* _Data records_:
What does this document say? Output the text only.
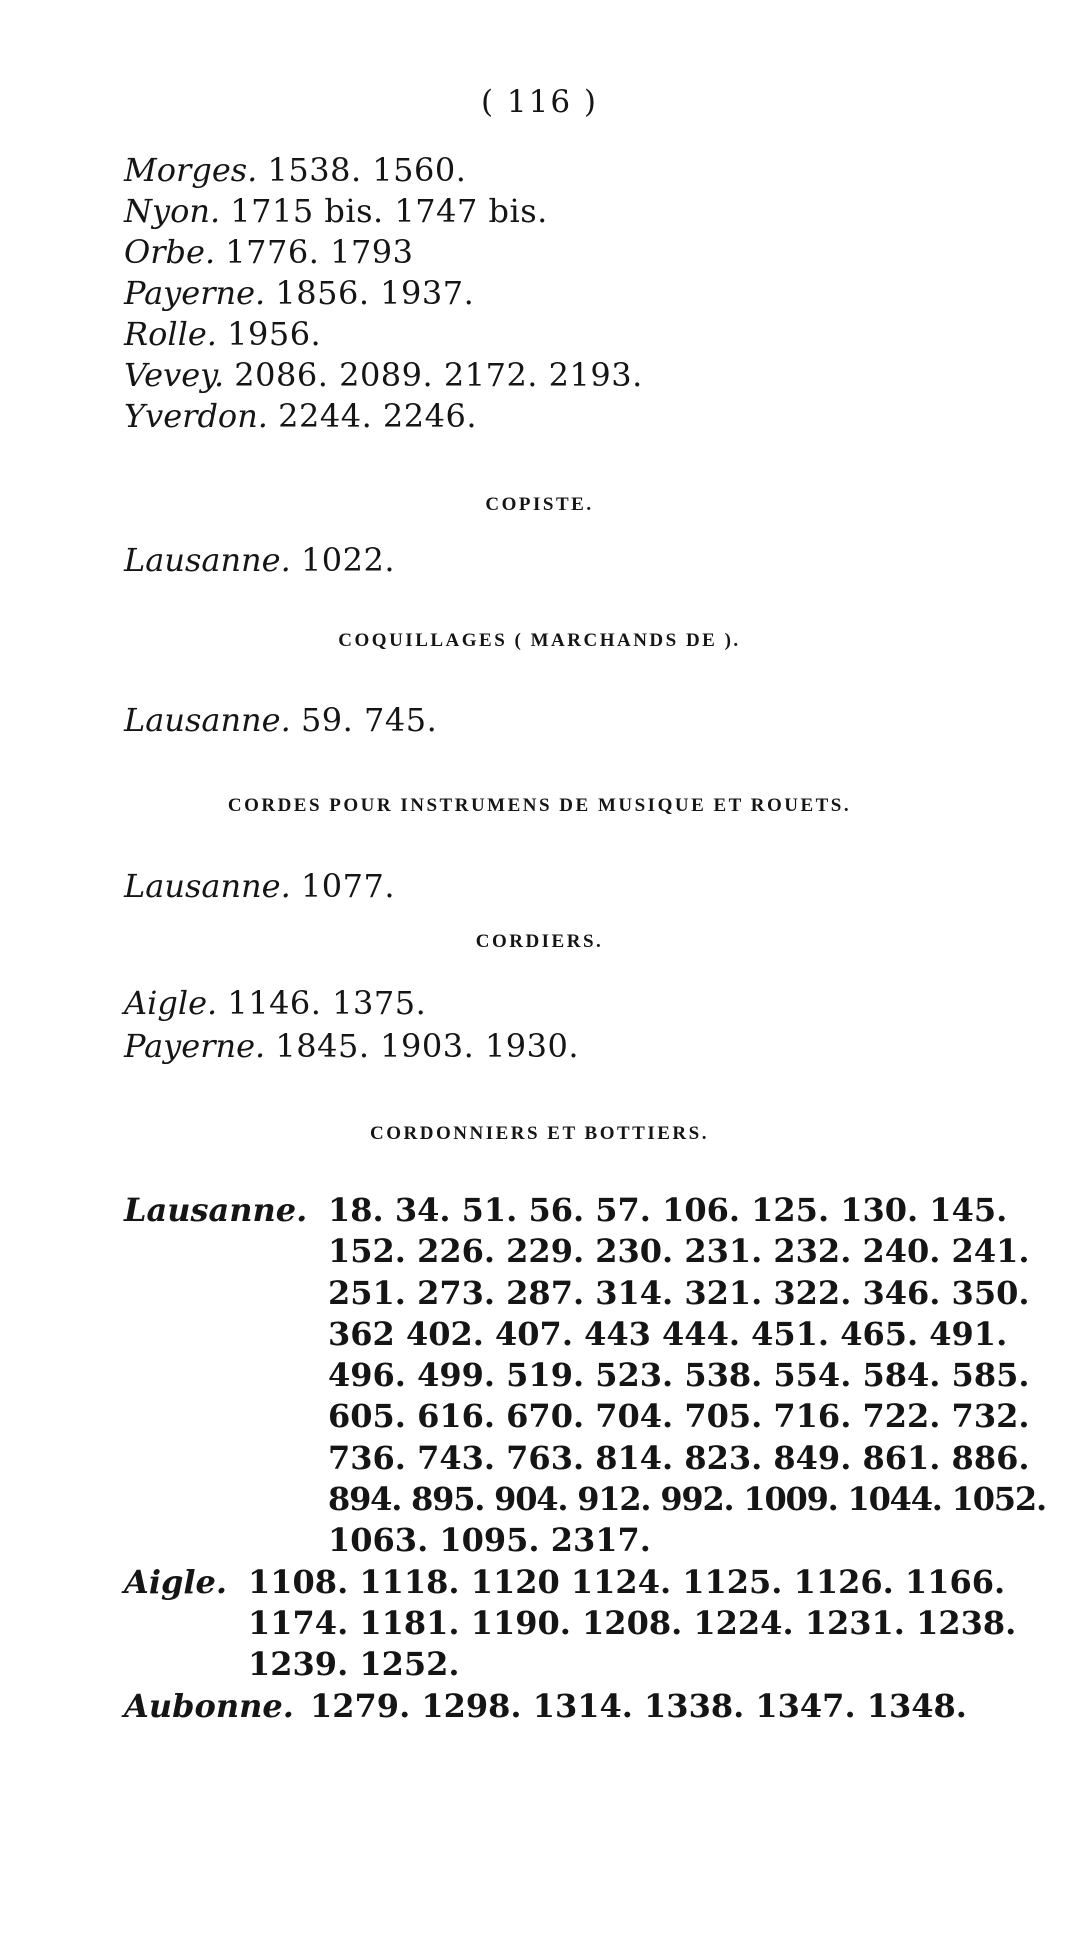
( 116 )
Morges. 1538. 1560.
Nyon. 1715 bis. 1747 bis.
Orbe. 1776. 1793
Payerne. 1856. 1937.
Rolle. 1956.
Vevey. 2086. 2089. 2172. 2193.
Yverdon. 2244. 2246.
COPISTE.
Lausanne. 1022.
COQUILLAGES ( MARCHANDS DE ).
Lausanne. 59. 745.
CORDES POUR INSTRUMENS DE MUSIQUE ET ROUETS.
Lausanne. 1077.
CORDIERS.
Aigle. 1146. 1375.
Payerne. 1845. 1903. 1930.
CORDONNIERS ET BOTTIERS.
Lausanne. 18. 34. 51. 56. 57. 106. 125. 130. 145.
152. 226. 229. 230. 231. 232. 240. 241.
251. 273. 287. 314. 321. 322. 346. 350.
362 402. 407. 443 444. 451. 465. 491.
496. 499. 519. 523. 538. 554. 584. 585.
605. 616. 670. 704. 705. 716. 722. 732.
736. 743. 763. 814. 823. 849. 861. 886.
894. 895. 904. 912. 992. 1009. 1044. 1052.
1063. 1095. 2317.
Aigle. 1108. 1118. 1120 1124. 1125. 1126. 1166.
1174. 1181. 1190. 1208. 1224. 1231. 1238.
1239. 1252.
Aubonne. 1279. 1298. 1314. 1338. 1347. 1348.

* _Short problem_:
Without the pictures, retype the whole of the material above exactly.

* _Exercise solution_:
What does this document say? Output the text only.
( 116 )
Morges. 1538. 1560.
Nyon. 1715 bis. 1747 bis.
Orbe. 1776. 1793
Payerne. 1856. 1937.
Rolle. 1956.
Vevey. 2086. 2089. 2172. 2193.
Yverdon. 2244. 2246.
COPISTE.
Lausanne. 1022.
COQUILLAGES ( MARCHANDS DE ).
Lausanne. 59. 745.
CORDES POUR INSTRUMENS DE MUSIQUE ET ROUETS.
Lausanne. 1077.
CORDIERS.
Aigle. 1146. 1375.
Payerne. 1845. 1903. 1930.
CORDONNIERS ET BOTTIERS.
Lausanne. 18. 34. 51. 56. 57. 106. 125. 130. 145.
152. 226. 229. 230. 231. 232. 240. 241.
251. 273. 287. 314. 321. 322. 346. 350.
362 402. 407. 443 444. 451. 465. 491.
496. 499. 519. 523. 538. 554. 584. 585.
605. 616. 670. 704. 705. 716. 722. 732.
736. 743. 763. 814. 823. 849. 861. 886.
894. 895. 904. 912. 992. 1009. 1044. 1052.
1063. 1095. 2317.
Aigle. 1108. 1118. 1120 1124. 1125. 1126. 1166.
1174. 1181. 1190. 1208. 1224. 1231. 1238.
1239. 1252.
Aubonne. 1279. 1298. 1314. 1338. 1347. 1348.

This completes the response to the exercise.